> _Goal_: Read the entries below and pull out each line with the string "think".

--------

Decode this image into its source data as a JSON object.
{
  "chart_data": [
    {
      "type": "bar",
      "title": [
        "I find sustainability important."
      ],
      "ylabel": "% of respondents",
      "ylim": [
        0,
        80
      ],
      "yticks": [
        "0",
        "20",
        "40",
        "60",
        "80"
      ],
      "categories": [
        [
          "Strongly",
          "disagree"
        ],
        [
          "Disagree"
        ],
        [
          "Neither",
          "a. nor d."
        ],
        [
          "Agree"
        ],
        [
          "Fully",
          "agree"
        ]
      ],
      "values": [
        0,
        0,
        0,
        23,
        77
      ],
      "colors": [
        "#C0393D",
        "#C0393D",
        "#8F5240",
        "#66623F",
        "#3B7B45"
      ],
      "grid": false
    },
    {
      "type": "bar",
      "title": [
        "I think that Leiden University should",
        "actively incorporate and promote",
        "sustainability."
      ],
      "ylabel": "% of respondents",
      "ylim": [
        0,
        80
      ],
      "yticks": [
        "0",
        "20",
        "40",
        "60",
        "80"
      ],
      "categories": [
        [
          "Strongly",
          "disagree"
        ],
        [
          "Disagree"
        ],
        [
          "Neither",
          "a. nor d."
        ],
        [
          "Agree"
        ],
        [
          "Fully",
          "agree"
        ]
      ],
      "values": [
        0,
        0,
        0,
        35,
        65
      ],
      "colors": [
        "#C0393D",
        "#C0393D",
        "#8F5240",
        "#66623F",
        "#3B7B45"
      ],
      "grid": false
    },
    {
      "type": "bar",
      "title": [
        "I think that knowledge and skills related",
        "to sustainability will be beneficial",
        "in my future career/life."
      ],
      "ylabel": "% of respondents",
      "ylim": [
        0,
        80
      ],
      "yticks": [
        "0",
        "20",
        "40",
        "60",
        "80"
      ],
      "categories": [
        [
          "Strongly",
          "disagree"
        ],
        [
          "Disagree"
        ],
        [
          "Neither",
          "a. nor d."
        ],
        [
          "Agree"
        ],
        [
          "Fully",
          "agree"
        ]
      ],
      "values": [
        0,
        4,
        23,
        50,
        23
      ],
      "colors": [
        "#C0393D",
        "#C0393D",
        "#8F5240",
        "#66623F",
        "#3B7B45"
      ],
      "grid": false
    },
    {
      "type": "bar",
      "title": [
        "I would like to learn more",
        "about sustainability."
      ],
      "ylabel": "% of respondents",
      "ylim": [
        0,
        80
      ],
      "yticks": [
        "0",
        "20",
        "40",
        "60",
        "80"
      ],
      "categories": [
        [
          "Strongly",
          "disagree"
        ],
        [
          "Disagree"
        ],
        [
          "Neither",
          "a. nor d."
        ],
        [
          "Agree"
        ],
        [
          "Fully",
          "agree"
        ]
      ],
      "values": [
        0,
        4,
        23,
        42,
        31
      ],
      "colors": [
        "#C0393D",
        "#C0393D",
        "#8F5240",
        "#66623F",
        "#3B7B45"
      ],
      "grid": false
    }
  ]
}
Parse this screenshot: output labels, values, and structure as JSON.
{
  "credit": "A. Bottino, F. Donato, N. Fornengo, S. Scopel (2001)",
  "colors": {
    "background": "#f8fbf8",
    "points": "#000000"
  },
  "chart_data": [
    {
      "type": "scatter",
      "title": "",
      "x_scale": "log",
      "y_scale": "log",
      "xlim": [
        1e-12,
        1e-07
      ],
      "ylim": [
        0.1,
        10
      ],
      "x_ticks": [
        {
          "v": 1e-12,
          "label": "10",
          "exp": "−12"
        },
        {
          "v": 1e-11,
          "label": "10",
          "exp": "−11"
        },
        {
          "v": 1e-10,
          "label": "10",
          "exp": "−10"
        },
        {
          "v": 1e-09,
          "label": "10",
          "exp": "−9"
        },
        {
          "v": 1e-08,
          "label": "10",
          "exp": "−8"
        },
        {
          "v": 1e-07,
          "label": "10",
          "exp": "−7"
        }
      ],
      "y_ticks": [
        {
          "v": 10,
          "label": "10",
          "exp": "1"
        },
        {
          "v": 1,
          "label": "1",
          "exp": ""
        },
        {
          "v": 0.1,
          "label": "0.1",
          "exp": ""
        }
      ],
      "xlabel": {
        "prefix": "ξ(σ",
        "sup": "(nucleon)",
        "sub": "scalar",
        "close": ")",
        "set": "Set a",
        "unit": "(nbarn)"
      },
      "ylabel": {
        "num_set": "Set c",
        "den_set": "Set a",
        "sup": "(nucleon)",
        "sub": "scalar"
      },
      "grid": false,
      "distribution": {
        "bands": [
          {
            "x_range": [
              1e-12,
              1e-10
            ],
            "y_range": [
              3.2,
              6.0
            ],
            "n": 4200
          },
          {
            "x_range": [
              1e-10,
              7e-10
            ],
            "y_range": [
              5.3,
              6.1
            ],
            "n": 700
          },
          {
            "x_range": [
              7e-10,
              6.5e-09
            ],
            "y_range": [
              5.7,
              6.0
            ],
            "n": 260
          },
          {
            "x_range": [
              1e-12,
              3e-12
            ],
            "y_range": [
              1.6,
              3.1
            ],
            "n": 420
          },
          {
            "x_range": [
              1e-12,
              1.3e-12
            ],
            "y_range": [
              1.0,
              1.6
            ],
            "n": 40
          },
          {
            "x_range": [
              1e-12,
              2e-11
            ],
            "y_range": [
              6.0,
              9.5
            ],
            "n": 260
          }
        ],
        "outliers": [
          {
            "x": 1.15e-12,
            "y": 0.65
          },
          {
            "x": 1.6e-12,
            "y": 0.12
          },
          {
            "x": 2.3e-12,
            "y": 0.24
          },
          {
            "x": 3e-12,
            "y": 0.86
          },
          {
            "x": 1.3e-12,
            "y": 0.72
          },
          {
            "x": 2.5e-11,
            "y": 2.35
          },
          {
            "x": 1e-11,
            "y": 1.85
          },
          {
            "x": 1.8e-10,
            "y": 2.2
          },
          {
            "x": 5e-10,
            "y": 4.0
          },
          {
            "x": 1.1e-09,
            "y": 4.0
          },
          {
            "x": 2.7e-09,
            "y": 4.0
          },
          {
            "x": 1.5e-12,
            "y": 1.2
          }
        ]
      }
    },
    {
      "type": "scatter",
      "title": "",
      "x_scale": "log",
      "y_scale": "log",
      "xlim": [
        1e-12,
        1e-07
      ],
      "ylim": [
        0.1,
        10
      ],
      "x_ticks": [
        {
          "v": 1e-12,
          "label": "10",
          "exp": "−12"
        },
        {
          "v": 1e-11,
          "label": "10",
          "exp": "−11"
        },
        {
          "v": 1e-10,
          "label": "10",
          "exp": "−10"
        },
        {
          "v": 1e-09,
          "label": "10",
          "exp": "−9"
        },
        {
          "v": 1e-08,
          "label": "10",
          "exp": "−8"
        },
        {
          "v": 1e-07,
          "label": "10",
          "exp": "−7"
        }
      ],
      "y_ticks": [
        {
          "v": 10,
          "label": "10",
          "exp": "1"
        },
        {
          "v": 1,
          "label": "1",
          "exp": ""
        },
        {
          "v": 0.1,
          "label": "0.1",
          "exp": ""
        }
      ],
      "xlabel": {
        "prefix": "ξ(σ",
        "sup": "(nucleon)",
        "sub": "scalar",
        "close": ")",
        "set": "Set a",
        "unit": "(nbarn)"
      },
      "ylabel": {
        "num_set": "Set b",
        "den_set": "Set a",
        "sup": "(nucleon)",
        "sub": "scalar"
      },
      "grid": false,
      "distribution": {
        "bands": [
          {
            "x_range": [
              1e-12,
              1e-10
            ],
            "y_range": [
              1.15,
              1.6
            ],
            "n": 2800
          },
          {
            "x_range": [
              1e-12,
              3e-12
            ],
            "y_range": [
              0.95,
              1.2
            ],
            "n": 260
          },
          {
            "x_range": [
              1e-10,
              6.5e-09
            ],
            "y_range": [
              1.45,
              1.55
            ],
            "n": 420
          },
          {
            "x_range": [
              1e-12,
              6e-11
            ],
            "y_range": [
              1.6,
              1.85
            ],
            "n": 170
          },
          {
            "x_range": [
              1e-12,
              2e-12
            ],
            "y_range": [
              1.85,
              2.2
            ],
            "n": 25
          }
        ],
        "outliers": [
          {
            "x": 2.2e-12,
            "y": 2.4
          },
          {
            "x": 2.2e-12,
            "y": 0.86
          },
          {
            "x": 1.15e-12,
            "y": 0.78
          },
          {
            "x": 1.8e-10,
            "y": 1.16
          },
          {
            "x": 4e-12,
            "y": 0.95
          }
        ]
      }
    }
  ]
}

--------

> _Result for this exercise_:
        "I think that Leiden University should",
        "I think that knowledge and skills related",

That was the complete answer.